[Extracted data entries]
>> begin

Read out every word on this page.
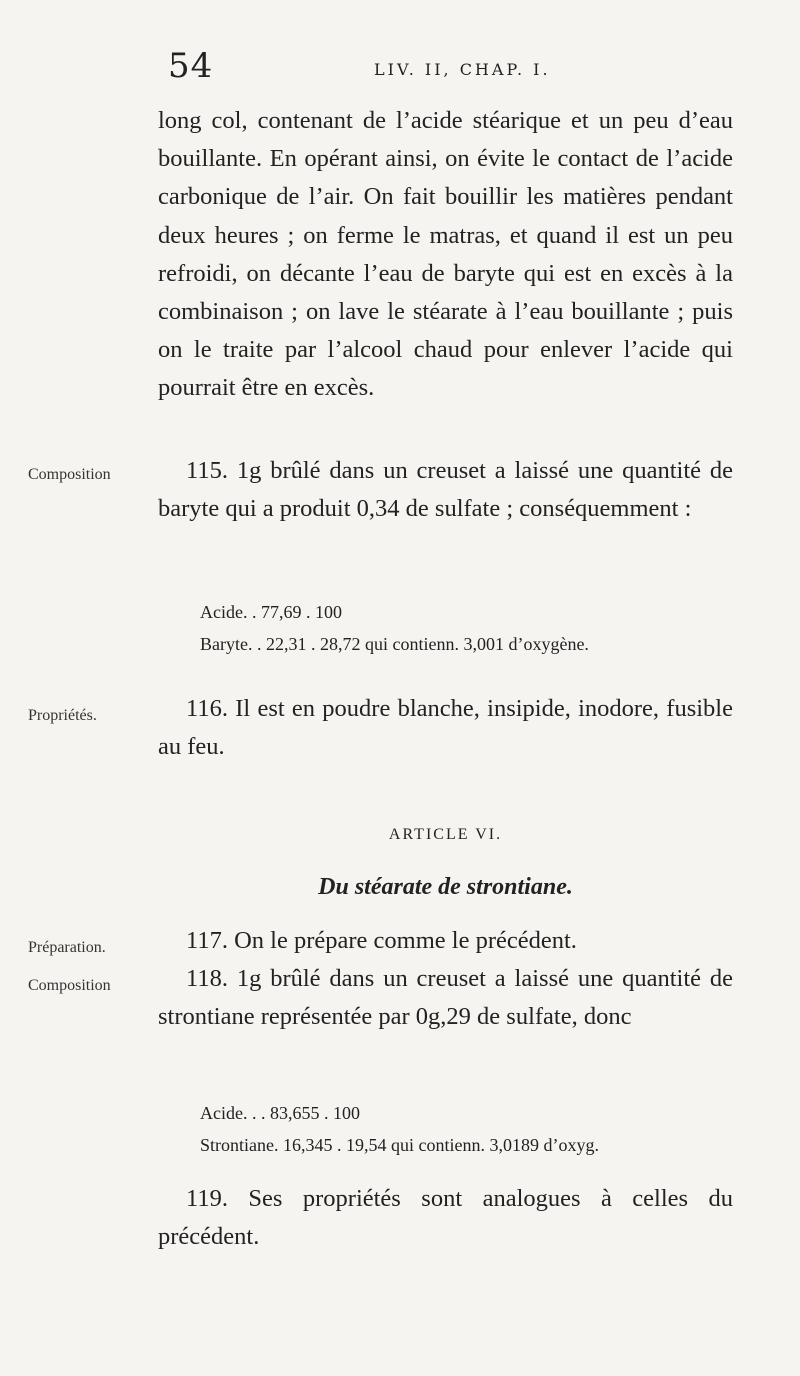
54	LIV. II, CHAP. I.
long col, contenant de l’acide stéarique et un peu d’eau bouillante. En opérant ainsi, on évite le contact de l’acide carbonique de l’air. On fait bouillir les matières pendant deux heures ; on ferme le matras, et quand il est un peu refroidi, on décante l’eau de baryte qui est en excès à la combinaison ; on lave le stéarate à l’eau bouillante ; puis on le traite par l’alcool chaud pour enlever l’acide qui pourrait être en excès.
Composition	115. 1g brûlé dans un creuset a laissé une quantité de baryte qui a produit 0,34 de sulfate ; conséquemment :
Acide. . 77,69 . 100
Baryte. . 22,31 . 28,72 qui contienn. 3,001 d’oxygène.
Propriétés.	116. Il est en poudre blanche, insipide, inodore, fusible au feu.
ARTICLE VI.
Du stéarate de strontiane.
Préparation.	117. On le prépare comme le précédent.
Composition	118. 1g brûlé dans un creuset a laissé une quantité de strontiane représentée par 0g,29 de sulfate, donc
Acide. . . 83,655 . 100
Strontiane. 16,345 . 19,54 qui contienn. 3,0189 d’oxyg.
119. Ses propriétés sont analogues à celles du précédent.
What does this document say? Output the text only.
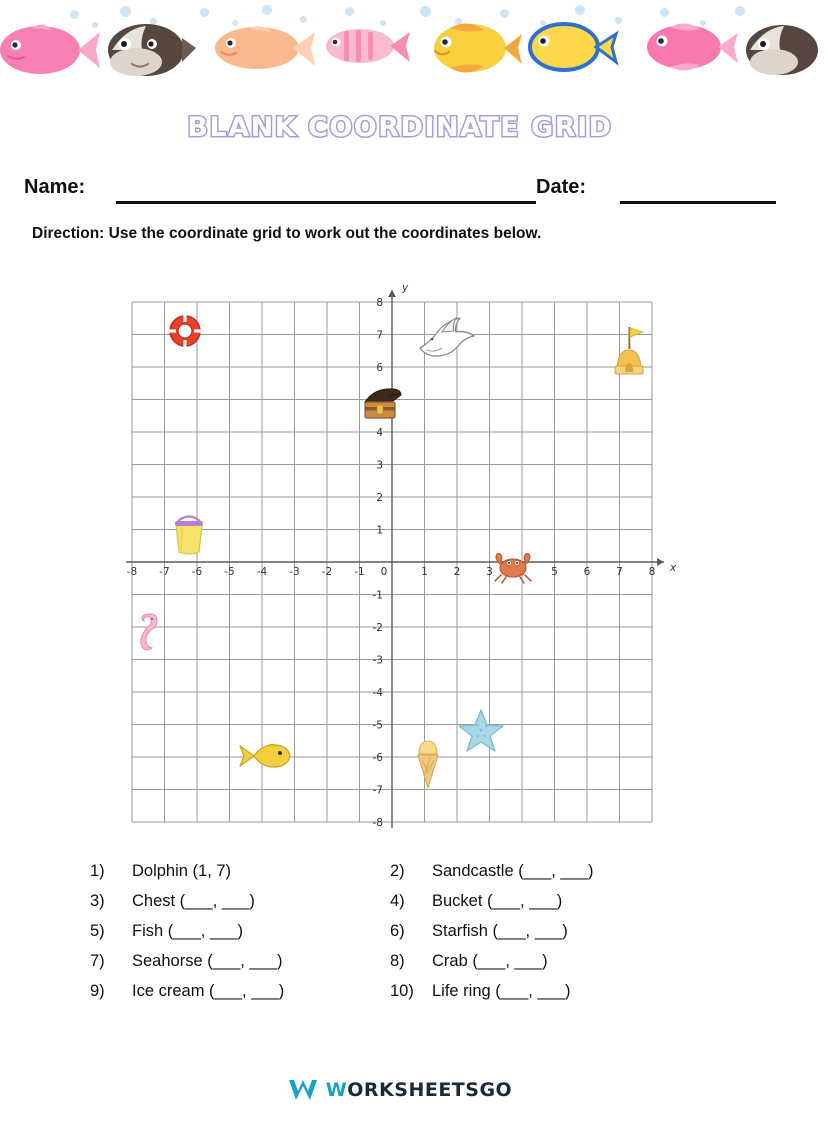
BLANK COORDINATE GRID
Name:	Date:
Direction: Use the coordinate grid to work out the coordinates below.
-8 -7 -6 -5 -4 -3 -2 -1 0	1 2 3	5 6 7 8
-8
-7
-6
-5
-4
-3
-2
-1
1
2
3
4
6
7
8
x
y
1)	Dolphin (1, 7)	2)	Sandcastle (___, ___)
3)	Chest (___, ___)	4)	Bucket (___, ___)
5)	Fish (___, ___)	6)	Starfish (___, ___)
7)	Seahorse (___, ___)	8)	Crab (___, ___)
9)	Ice cream (___, ___)	10)	Life ring (___, ___)
WORKSHEETSGO
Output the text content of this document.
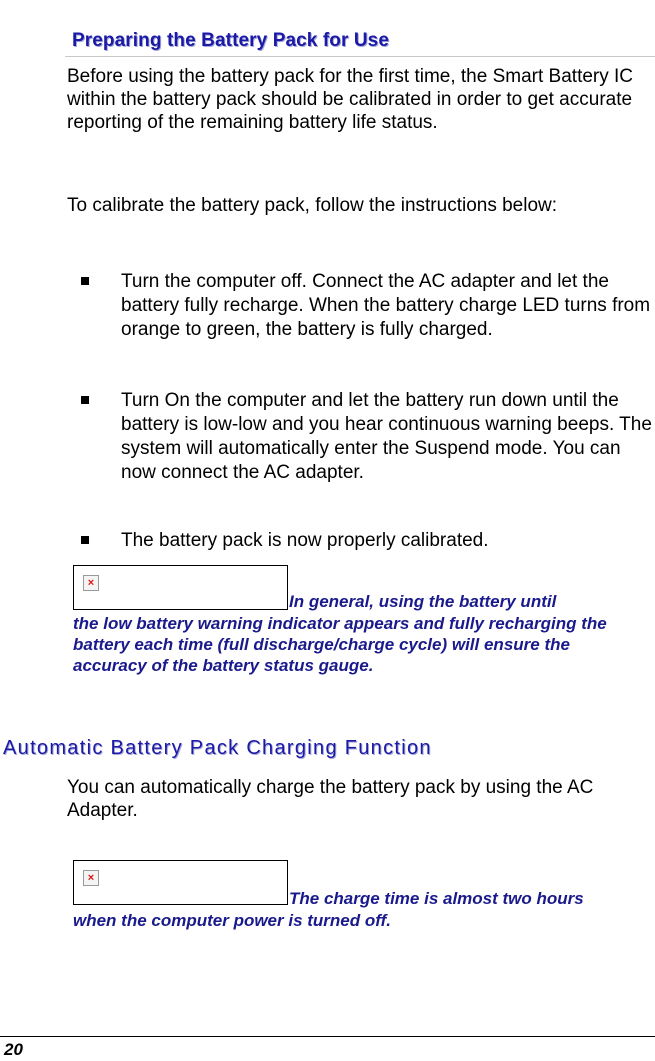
Preparing the Battery Pack for Use
Before using the battery pack for the first time, the Smart Battery IC within the battery pack should be calibrated in order to get accurate reporting of the remaining battery life status.
To calibrate the battery pack, follow the instructions below:
Turn the computer off. Connect the AC adapter and let the battery fully recharge. When the battery charge LED turns from orange to green, the battery is fully charged.
Turn On the computer and let the battery run down until the battery is low-low and you hear continuous warning beeps. The system will automatically enter the Suspend mode. You can now connect the AC adapter.
The battery pack is now properly calibrated.
×
In general, using the battery until
the low battery warning indicator appears and fully recharging the battery each time (full discharge/charge cycle) will ensure the accuracy of the battery status gauge.
Automatic Battery Pack Charging Function
You can automatically charge the battery pack by using the AC Adapter.
×
The charge time is almost two hours
when the computer power is turned off.
20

>> end

#### What to do
Check every line of the records above for the string "fully" and say how many contain it, giving the number alone.

#### Answer in full
2